Instructions to follow:
Note each line that includes the word "largo". Copy those lines.

----------------------------------------

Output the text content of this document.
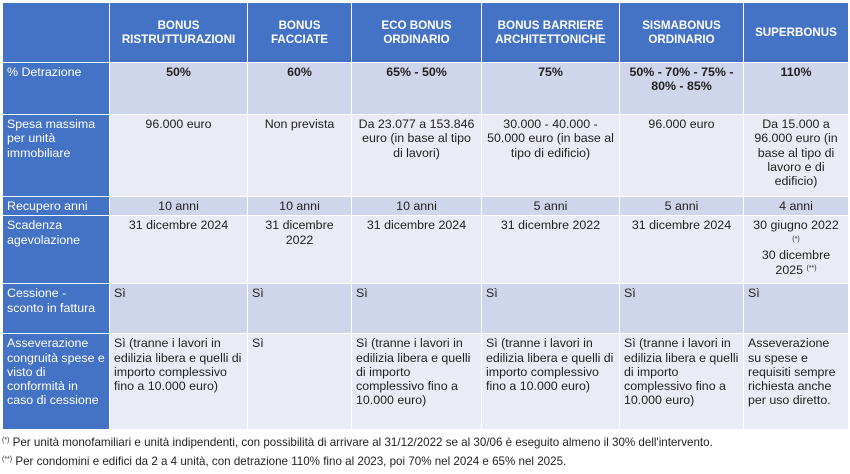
	BONUS RISTRUTTURAZIONI	BONUS FACCIATE	ECO BONUS ORDINARIO	BONUS BARRIERE ARCHITETTONICHE	SISMABONUS ORDINARIO	SUPERBONUS
% Detrazione	50%	60%	65% - 50%	75%	50% - 70% - 75% - 80% - 85%	110%
Spesa massima per unità immobiliare	96.000 euro	Non prevista	Da 23.077 a 153.846 euro (in base al tipo di lavori)	30.000 - 40.000 - 50.000 euro (in base al tipo di edificio)	96.000 euro	Da 15.000 a 96.000 euro (in base al tipo di lavoro e di edificio)
Recupero anni	10 anni	10 anni	10 anni	5 anni	5 anni	4 anni
Scadenza agevolazione	31 dicembre 2024	31 dicembre 2022	31 dicembre 2024	31 dicembre 2022	31 dicembre 2024	30 giugno 2022 (*)
30 dicembre 2025 (**)

Cessione - sconto in fattura	Sì	Sì	Sì	Sì	Sì	Sì
Asseverazione congruità spese e visto di conformità in caso di cessione	Sì (tranne i lavori in edilizia libera e quelli di importo complessivo fino a 10.000 euro)	Sì	Sì (tranne i lavori in edilizia libera e quelli di importo complessivo fino a 10.000 euro)	Sì (tranne i lavori in edilizia libera e quelli di importo complessivo fino a 10.000 euro)	Sì (tranne i lavori in edilizia libera e quelli di importo complessivo fino a 10.000 euro)	Asseverazione su spese e requisiti sempre richiesta anche per uso diretto.
(*) Per unità monofamiliari e unità indipendenti, con possibilità di arrivare al 31/12/2022 se al 30/06 è eseguito almeno il 30% dell'intervento.
(**) Per condomini e edifici da 2 a 4 unità, con detrazione 110% fino al 2023, poi 70% nel 2024 e 65% nel 2025.
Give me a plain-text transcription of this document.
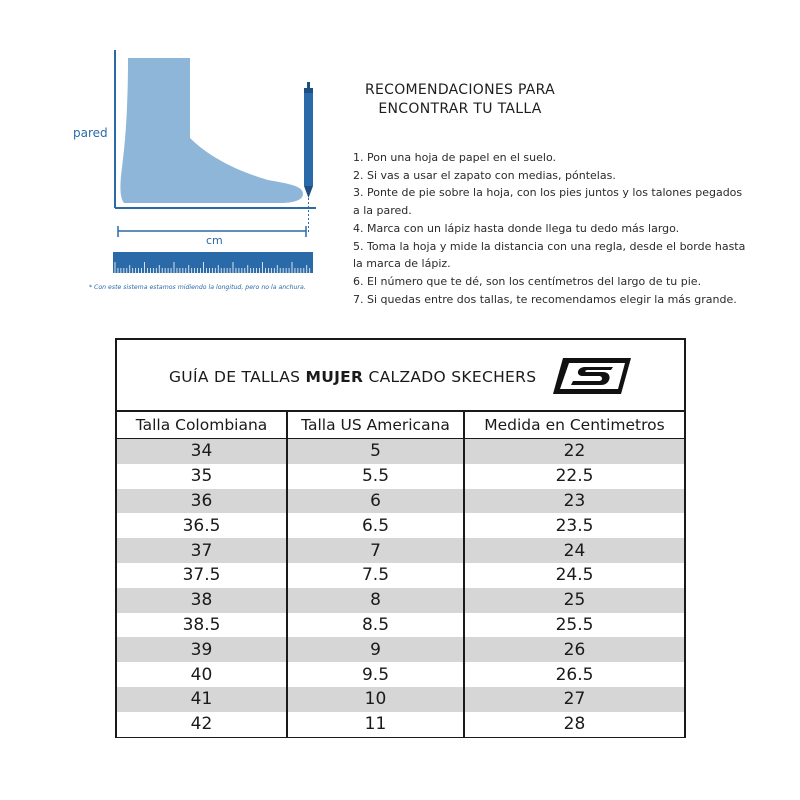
pared
cm
* Con este sistema estamos midiendo la longitud, pero no la anchura.
RECOMENDACIONES PARA
ENCONTRAR TU TALLA
1. Pon una hoja de papel en el suelo.
2. Si vas a usar el zapato con medias, póntelas.
3. Ponte de pie sobre la hoja, con los pies juntos y los talones pegados
a la pared.
4. Marca con un lápiz hasta donde llega tu dedo más largo.
5. Toma la hoja y mide la distancia con una regla, desde el borde hasta
la marca de lápiz.
6. El número que te dé, son los centímetros del largo de tu pie.
7. Si quedas entre dos tallas, te recomendamos elegir la más grande.
GUÍA DE TALLAS MUJER CALZADO SKECHERS
Talla Colombiana	Talla US Americana	Medida en Centimetros
34	5	22
35	5.5	22.5
36	6	23
36.5	6.5	23.5
37	7	24
37.5	7.5	24.5
38	8	25
38.5	8.5	25.5
39	9	26
40	9.5	26.5
41	10	27
42	11	28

----------------------------------------

Exercise answer:
4. Marca con un lápiz hasta donde llega tu dedo más largo.
6. El número que te dé, son los centímetros del largo de tu pie.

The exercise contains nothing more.